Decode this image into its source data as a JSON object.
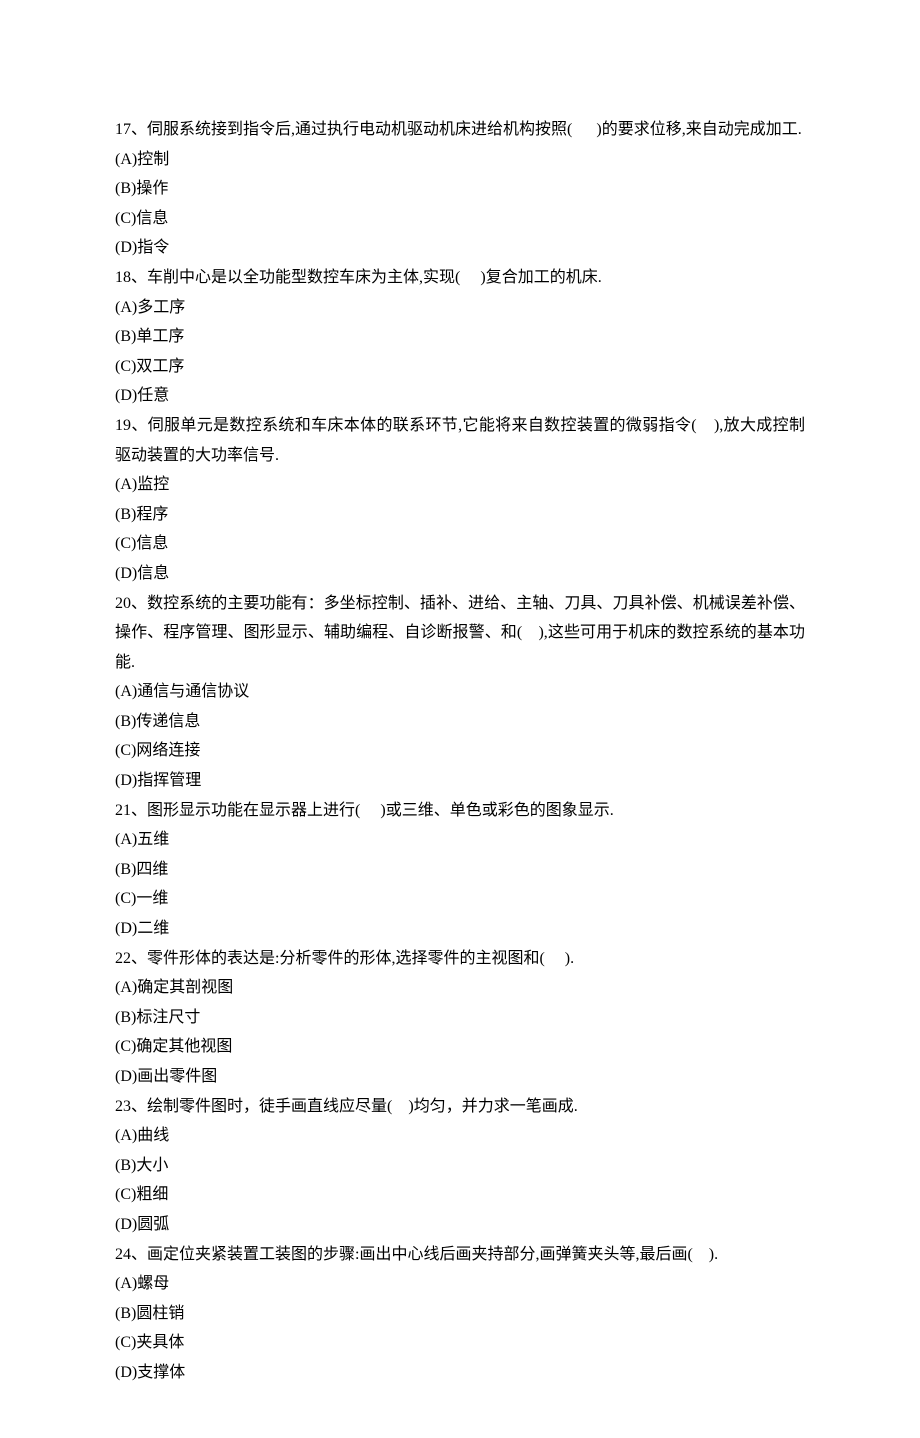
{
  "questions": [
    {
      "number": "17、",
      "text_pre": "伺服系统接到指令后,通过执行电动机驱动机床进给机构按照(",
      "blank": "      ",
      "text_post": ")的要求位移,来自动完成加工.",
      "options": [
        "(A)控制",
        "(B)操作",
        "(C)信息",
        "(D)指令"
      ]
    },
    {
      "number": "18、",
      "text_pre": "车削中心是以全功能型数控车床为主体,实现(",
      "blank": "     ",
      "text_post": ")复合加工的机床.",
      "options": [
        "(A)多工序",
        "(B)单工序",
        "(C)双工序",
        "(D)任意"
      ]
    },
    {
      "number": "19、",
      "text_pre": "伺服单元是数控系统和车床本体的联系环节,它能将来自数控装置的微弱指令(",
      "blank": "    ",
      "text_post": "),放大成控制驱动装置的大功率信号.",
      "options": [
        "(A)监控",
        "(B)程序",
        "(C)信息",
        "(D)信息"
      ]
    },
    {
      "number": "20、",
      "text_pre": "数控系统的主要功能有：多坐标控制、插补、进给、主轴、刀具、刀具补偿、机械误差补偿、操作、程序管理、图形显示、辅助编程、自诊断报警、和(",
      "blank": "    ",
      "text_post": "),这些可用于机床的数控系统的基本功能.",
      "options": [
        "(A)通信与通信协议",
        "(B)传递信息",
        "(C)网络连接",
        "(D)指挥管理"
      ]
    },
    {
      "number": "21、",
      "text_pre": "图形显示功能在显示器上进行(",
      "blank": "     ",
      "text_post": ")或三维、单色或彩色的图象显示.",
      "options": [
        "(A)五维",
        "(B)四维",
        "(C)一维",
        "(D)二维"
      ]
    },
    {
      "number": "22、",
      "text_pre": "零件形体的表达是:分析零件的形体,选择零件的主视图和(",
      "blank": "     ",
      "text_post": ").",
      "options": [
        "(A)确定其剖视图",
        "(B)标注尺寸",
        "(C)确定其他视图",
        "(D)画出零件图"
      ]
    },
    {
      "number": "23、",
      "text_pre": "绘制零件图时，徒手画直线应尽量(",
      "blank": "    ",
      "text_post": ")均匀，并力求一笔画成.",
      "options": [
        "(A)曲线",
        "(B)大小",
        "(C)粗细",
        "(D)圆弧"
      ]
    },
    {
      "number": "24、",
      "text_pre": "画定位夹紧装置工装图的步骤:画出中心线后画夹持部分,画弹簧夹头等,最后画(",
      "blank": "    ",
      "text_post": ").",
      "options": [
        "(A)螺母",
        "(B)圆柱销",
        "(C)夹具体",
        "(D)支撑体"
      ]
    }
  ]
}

_ _ _

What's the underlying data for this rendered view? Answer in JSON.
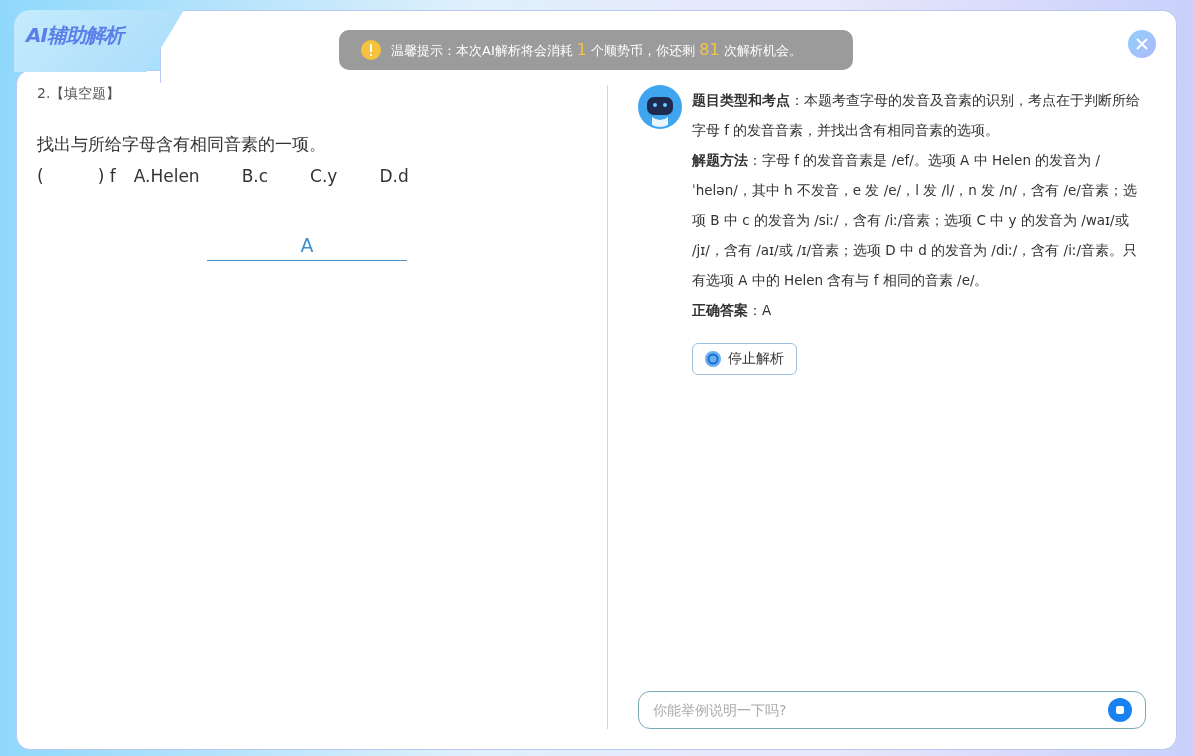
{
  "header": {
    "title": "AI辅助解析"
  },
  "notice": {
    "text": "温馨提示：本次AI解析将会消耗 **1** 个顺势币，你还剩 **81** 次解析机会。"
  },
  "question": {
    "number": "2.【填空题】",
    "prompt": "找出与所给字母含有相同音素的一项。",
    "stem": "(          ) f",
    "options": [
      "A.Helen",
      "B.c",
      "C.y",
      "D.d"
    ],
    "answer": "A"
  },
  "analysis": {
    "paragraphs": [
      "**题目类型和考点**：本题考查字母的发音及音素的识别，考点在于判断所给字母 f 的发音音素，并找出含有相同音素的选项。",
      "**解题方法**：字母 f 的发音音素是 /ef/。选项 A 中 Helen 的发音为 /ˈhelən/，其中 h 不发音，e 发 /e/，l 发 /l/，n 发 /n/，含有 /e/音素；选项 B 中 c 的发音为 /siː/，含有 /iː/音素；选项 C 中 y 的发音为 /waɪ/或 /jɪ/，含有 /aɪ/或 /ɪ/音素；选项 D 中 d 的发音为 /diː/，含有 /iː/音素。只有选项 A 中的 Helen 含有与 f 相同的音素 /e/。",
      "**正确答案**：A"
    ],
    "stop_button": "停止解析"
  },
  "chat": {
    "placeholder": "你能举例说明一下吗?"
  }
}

_ _ _

== Task brief ==
Provide only the count of lines in the material above that hold the word "data".

== Complete answer ==
2